AUFGABENSTELLUNG A:
Benenne in der Auflistung „cell-algorithm“ in „cell-method“ um und gib dazu die Zeilen vom Anfang der Auflistung bis einschließlich der Zeile mit „rank-marker xyxy=(1160,571,1177,587)“ vollständig wieder, sonst unverändert.

ZITIERTER TEXT:
━━━━

Fahrzeugtests unter verschiedenen Straßen- und Umweltbedingungen sowie Validierungen sind vor der Markteinführung eines neuen Fahrzeugtyps mit automatisierten Fahrfunktionen in der Europäischen Union verpflichtend. Mit der Integration von Software in Fahrzeugen ist eine solche Homologation auch bei bestimmten Software-Updates erforderlich. Man kann schon heute homologationsrelevante Updates und sogar neue Funktionsweisen "Over-the-Air" (OTA) in automatisierte und teilautomatisierte Fahrzeuge integrieren. Angesichts der hohen regulatorischen Anforderungen sind die bisherigen Prozesse dafür jedoch sehr zeitaufwändig. Deshalb benötigt man ein schnelles und zuverlässiges Prüfverfahren zwischen Herstellern, technischen Diensten und Zulassungsbehörden für Fahrzeuge.

Virtuelle Homologation mit dem „Digital Loop“

Die Projektgruppe aus sieben Unternehmen entwickelt deshalb eine softwarebasierte virtuelle Homologation für umfangreiche OTA-Fahrzeug-Updates per Mobilfunk. Ihr „Digital Loop“ verspricht erhebliche Vorteile für Automobilhersteller und Regulierungsbehörden: Zeit- und Kostenersparnis für Typgenehmigungen, sowie die Aufrechterhaltung der Produktkonformität während des gesamten Lebenszyklus eines Fahrzeugs. Herausforderungen sind dabei die Vereinfachung regulatorischer Komplexität, die Risikominderung, Kontrolle der steigenden Kosten für Softwareentwicklung und -validierung sowie die Beschleunigung der Prozesszeiten.

━━━━

AUFLISTUNG:
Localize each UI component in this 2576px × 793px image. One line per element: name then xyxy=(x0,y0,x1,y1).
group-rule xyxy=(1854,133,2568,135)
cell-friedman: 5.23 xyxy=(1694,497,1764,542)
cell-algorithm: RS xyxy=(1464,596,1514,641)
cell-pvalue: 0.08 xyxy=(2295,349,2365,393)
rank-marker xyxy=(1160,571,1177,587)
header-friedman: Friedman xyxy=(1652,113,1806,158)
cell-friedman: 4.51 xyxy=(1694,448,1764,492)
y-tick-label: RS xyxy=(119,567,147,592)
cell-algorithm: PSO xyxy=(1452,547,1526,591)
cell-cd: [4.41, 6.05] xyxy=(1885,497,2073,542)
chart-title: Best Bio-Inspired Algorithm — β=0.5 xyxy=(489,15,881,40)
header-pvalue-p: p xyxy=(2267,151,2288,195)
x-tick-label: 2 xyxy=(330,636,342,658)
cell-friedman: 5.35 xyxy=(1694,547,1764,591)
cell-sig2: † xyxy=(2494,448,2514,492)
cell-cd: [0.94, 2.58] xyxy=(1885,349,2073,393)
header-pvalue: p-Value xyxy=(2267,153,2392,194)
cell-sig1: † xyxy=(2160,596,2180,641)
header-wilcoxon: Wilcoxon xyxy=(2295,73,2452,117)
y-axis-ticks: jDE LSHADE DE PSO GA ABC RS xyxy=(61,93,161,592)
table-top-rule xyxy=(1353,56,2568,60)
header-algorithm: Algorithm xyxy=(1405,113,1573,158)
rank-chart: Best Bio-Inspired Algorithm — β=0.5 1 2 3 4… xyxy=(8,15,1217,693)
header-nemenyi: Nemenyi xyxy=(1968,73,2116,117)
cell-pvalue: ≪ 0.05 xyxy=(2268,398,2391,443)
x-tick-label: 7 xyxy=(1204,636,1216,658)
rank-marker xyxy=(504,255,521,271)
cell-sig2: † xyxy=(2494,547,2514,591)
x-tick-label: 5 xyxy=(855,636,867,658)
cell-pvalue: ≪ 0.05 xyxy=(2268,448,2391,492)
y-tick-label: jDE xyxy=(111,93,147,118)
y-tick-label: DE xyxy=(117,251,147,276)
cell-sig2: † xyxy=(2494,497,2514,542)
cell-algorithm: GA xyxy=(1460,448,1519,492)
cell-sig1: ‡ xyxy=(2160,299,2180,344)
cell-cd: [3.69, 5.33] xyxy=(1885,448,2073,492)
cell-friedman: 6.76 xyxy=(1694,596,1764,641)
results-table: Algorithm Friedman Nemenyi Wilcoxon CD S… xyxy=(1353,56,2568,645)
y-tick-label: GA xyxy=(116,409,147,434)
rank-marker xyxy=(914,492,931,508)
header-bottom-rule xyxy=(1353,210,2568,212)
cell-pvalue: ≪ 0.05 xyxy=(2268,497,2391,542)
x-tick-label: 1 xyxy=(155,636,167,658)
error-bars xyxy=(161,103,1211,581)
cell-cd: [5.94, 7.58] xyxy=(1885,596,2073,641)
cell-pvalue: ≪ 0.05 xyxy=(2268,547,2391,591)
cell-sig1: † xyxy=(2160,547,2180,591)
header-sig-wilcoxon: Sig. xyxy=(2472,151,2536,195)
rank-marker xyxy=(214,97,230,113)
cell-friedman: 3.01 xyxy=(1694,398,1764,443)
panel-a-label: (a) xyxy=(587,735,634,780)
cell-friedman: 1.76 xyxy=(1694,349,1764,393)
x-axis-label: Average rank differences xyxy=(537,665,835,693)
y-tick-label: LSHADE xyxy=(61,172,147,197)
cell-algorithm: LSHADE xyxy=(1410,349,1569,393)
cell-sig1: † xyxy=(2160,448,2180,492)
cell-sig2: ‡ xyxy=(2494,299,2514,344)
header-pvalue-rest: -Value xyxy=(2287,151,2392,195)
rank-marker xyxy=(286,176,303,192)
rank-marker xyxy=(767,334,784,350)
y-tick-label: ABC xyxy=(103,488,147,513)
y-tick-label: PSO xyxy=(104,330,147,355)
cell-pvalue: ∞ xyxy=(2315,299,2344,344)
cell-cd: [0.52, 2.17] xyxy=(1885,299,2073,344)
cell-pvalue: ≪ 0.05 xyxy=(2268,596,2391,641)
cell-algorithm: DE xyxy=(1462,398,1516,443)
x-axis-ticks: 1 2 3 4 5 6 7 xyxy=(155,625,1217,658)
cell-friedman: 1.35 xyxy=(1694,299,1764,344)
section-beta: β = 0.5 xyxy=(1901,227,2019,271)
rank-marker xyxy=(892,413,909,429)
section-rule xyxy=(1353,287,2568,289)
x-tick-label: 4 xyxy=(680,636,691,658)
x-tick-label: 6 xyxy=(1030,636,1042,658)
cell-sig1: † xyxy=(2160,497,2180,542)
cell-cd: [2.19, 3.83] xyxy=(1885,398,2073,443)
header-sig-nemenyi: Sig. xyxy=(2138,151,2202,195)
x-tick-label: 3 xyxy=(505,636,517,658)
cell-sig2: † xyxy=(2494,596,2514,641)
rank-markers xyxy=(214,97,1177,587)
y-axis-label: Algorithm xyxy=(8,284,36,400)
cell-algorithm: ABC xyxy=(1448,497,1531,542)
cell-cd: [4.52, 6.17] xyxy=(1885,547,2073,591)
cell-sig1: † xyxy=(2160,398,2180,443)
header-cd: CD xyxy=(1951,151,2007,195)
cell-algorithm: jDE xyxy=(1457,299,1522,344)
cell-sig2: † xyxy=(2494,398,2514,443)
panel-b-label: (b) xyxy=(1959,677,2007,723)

━━━━

AUFGABENSTELLUNG B:
Übertrage aus dem Text zur virtuellen Homologation wortgetreu den Abschnitt zwischen „Die Projektgruppe aus“ und „Beschleunigung der Prozesszeiten.“, beide eingeschlossen.

SCHRIFTLICHE LÖSUNG A:
Localize each UI component in this 2576px × 793px image. One line per element: name then xyxy=(x0,y0,x1,y1).
group-rule xyxy=(1854,133,2568,135)
cell-friedman: 5.23 xyxy=(1694,497,1764,542)
cell-method: RS xyxy=(1464,596,1514,641)
cell-pvalue: 0.08 xyxy=(2295,349,2365,393)
rank-marker xyxy=(1160,571,1177,587)

SCHRIFTLICHE LÖSUNG B:
Die Projektgruppe aus sieben Unternehmen entwickelt deshalb eine softwarebasierte virtuelle Homologation für umfangreiche OTA-Fahrzeug-Updates per Mobilfunk. Ihr „Digital Loop“ verspricht erhebliche Vorteile für Automobilhersteller und Regulierungsbehörden: Zeit- und Kostenersparnis für Typgenehmigungen, sowie die Aufrechterhaltung der Produktkonformität während des gesamten Lebenszyklus eines Fahrzeugs. Herausforderungen sind dabei die Vereinfachung regulatorischer Komplexität, die Risikominderung, Kontrolle der steigenden Kosten für Softwareentwicklung und -validierung sowie die Beschleunigung der Prozesszeiten.